> **What is required**
Can you find the lines of the listing that include "Path" and copy every one?

> **Data entries**
■ ■ ■ ■ ■

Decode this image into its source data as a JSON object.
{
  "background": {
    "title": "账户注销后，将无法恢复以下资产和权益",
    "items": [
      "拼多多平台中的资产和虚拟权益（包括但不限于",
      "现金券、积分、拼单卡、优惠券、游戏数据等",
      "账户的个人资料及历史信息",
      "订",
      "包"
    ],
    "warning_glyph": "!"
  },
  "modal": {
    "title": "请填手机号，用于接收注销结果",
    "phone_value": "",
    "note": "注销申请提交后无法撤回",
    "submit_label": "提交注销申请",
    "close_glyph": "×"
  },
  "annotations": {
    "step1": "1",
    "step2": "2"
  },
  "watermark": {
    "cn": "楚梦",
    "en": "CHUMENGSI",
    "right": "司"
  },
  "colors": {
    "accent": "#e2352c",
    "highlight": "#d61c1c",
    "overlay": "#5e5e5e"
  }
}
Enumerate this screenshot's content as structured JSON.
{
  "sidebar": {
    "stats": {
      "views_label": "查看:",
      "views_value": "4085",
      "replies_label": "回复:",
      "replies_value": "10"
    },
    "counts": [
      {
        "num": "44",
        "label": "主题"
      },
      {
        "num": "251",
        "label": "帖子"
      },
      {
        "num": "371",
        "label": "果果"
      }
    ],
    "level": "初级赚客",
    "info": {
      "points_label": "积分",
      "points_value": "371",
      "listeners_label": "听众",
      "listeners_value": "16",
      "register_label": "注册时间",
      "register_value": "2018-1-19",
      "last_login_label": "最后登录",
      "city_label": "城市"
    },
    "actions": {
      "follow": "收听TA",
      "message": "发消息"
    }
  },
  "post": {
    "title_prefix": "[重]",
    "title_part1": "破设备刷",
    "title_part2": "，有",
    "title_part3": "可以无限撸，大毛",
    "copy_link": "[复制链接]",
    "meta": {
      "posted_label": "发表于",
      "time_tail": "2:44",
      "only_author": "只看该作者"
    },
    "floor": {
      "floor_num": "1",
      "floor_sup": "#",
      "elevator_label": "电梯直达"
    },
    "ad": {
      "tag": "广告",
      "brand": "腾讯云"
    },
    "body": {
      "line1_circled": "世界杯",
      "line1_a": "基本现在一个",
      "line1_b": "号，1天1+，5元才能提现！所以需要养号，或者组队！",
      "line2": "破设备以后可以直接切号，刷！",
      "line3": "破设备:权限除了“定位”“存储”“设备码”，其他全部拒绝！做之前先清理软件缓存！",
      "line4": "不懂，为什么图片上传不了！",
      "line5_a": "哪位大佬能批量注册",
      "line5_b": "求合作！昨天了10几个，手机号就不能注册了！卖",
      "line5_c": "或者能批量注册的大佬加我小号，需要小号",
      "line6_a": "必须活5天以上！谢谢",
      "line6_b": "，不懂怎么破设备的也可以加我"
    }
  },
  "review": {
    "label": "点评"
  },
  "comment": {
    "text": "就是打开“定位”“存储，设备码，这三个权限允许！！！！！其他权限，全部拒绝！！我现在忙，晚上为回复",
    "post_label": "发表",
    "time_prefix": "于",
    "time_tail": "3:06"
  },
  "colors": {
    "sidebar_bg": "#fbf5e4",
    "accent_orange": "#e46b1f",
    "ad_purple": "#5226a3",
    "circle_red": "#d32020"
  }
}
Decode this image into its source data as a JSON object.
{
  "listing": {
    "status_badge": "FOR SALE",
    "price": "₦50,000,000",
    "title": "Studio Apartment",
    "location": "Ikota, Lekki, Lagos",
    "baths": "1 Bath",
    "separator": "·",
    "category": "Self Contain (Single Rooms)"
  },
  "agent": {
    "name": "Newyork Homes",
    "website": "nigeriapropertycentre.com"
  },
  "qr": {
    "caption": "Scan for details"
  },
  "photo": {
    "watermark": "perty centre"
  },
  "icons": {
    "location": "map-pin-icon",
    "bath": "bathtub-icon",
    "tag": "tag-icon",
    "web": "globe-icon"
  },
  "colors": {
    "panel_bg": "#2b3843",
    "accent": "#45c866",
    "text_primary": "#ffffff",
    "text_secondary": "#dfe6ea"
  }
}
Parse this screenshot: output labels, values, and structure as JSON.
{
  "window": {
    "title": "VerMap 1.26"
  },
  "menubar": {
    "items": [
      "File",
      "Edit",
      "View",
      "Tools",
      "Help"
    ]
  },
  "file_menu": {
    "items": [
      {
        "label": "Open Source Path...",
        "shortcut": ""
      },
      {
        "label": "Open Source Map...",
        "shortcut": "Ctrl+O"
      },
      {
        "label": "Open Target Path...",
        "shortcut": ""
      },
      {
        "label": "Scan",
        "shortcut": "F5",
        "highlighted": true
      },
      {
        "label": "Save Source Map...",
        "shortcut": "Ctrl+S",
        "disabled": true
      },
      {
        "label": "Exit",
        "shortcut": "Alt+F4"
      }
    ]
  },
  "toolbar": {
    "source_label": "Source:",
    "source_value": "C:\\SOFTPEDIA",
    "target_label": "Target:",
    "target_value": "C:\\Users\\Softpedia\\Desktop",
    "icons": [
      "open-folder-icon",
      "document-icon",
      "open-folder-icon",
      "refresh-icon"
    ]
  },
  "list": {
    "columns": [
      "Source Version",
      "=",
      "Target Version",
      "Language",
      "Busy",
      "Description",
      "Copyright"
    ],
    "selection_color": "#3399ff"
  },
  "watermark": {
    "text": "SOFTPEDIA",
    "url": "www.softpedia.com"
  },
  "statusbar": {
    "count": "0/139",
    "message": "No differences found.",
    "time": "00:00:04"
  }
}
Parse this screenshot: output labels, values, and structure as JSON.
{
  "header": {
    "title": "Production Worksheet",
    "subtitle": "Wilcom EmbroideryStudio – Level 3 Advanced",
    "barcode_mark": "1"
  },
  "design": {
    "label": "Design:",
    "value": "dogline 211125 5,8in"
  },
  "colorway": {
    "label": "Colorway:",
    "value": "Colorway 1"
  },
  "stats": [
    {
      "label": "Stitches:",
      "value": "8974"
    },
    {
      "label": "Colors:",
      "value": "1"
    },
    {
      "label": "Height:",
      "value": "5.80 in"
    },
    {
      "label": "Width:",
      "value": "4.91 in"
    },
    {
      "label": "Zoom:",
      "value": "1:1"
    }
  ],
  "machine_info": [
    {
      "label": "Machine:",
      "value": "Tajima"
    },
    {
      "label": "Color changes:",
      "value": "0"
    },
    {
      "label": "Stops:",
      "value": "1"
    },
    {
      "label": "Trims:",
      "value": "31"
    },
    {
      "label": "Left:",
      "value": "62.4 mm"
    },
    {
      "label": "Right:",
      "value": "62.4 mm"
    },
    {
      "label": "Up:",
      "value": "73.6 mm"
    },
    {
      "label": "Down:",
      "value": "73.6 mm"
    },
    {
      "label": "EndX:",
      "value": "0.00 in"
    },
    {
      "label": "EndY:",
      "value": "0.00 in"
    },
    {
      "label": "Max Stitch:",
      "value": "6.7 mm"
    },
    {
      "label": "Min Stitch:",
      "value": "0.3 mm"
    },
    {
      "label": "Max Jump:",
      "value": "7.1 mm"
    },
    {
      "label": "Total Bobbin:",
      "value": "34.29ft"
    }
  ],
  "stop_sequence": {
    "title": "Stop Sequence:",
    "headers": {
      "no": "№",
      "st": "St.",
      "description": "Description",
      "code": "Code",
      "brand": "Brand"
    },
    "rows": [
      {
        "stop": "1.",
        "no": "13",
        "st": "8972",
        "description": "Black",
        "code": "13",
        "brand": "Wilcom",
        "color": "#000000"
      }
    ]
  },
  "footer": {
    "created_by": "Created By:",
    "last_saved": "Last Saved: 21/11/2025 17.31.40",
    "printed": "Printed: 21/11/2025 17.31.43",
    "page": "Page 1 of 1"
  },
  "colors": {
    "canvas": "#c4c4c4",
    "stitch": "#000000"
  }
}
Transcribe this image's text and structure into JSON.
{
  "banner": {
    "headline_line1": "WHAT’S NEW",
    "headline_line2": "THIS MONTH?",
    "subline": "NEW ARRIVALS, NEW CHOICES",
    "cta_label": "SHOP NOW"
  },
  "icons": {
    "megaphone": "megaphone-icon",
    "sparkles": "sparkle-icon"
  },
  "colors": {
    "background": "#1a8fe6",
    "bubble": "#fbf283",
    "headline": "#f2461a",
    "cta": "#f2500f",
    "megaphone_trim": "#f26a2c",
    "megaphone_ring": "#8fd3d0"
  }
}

■ ■ ■ ■ ■

> **The result**
        "label": "Open Source Path...",
        "label": "Open Target Path...",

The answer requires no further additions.